Start DATA ENTRIES
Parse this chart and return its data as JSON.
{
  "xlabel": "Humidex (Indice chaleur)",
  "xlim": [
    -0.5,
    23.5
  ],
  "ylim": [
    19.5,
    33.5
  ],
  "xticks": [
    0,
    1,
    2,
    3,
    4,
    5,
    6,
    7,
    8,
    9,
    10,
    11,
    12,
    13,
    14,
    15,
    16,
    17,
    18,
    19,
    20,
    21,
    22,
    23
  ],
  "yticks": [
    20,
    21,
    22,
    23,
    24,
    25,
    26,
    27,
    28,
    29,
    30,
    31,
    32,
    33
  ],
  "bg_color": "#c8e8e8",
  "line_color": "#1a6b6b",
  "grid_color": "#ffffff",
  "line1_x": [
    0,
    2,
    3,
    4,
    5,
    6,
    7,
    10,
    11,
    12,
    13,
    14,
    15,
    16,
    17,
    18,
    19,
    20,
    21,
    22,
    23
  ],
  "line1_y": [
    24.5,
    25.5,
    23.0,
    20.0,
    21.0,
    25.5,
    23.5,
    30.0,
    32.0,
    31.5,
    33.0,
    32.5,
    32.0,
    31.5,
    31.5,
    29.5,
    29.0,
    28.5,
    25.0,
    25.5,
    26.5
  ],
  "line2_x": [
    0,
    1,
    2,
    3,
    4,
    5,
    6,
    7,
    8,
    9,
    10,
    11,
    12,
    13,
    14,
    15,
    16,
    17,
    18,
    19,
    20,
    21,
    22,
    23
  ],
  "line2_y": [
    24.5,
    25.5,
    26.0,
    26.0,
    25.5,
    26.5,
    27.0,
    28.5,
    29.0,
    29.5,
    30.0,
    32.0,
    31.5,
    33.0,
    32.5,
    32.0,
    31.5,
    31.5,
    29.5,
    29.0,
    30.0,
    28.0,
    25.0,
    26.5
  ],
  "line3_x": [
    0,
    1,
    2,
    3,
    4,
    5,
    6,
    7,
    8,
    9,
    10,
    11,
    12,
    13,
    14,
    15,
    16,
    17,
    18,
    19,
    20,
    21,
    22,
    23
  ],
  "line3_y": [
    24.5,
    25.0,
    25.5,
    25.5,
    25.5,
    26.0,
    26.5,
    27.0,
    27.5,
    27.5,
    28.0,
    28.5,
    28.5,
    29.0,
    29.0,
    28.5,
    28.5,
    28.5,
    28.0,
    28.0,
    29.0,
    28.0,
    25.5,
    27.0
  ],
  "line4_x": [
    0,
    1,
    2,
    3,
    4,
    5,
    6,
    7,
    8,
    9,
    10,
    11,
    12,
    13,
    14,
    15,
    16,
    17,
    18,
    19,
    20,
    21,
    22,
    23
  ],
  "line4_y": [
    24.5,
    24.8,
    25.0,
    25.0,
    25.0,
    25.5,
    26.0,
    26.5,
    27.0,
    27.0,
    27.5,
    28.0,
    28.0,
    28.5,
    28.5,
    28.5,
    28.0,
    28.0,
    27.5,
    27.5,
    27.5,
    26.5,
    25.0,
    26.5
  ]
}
End DATA ENTRIES
**INSTRUCTIONS TO FOLLOW:**
From the preceding material, extract every line exactly.

**RESULT OF THE TASK:**
Parse this chart and return its data as JSON.
{
  "xlabel": "Humidex (Indice chaleur)",
  "xlim": [
    -0.5,
    23.5
  ],
  "ylim": [
    19.5,
    33.5
  ],
  "xticks": [
    0,
    1,
    2,
    3,
    4,
    5,
    6,
    7,
    8,
    9,
    10,
    11,
    12,
    13,
    14,
    15,
    16,
    17,
    18,
    19,
    20,
    21,
    22,
    23
  ],
  "yticks": [
    20,
    21,
    22,
    23,
    24,
    25,
    26,
    27,
    28,
    29,
    30,
    31,
    32,
    33
  ],
  "bg_color": "#c8e8e8",
  "line_color": "#1a6b6b",
  "grid_color": "#ffffff",
  "line1_x": [
    0,
    2,
    3,
    4,
    5,
    6,
    7,
    10,
    11,
    12,
    13,
    14,
    15,
    16,
    17,
    18,
    19,
    20,
    21,
    22,
    23
  ],
  "line1_y": [
    24.5,
    25.5,
    23.0,
    20.0,
    21.0,
    25.5,
    23.5,
    30.0,
    32.0,
    31.5,
    33.0,
    32.5,
    32.0,
    31.5,
    31.5,
    29.5,
    29.0,
    28.5,
    25.0,
    25.5,
    26.5
  ],
  "line2_x": [
    0,
    1,
    2,
    3,
    4,
    5,
    6,
    7,
    8,
    9,
    10,
    11,
    12,
    13,
    14,
    15,
    16,
    17,
    18,
    19,
    20,
    21,
    22,
    23
  ],
  "line2_y": [
    24.5,
    25.5,
    26.0,
    26.0,
    25.5,
    26.5,
    27.0,
    28.5,
    29.0,
    29.5,
    30.0,
    32.0,
    31.5,
    33.0,
    32.5,
    32.0,
    31.5,
    31.5,
    29.5,
    29.0,
    30.0,
    28.0,
    25.0,
    26.5
  ],
  "line3_x": [
    0,
    1,
    2,
    3,
    4,
    5,
    6,
    7,
    8,
    9,
    10,
    11,
    12,
    13,
    14,
    15,
    16,
    17,
    18,
    19,
    20,
    21,
    22,
    23
  ],
  "line3_y": [
    24.5,
    25.0,
    25.5,
    25.5,
    25.5,
    26.0,
    26.5,
    27.0,
    27.5,
    27.5,
    28.0,
    28.5,
    28.5,
    29.0,
    29.0,
    28.5,
    28.5,
    28.5,
    28.0,
    28.0,
    29.0,
    28.0,
    25.5,
    27.0
  ],
  "line4_x": [
    0,
    1,
    2,
    3,
    4,
    5,
    6,
    7,
    8,
    9,
    10,
    11,
    12,
    13,
    14,
    15,
    16,
    17,
    18,
    19,
    20,
    21,
    22,
    23
  ],
  "line4_y": [
    24.5,
    24.8,
    25.0,
    25.0,
    25.0,
    25.5,
    26.0,
    26.5,
    27.0,
    27.0,
    27.5,
    28.0,
    28.0,
    28.5,
    28.5,
    28.5,
    28.0,
    28.0,
    27.5,
    27.5,
    27.5,
    26.5,
    25.0,
    26.5
  ]
}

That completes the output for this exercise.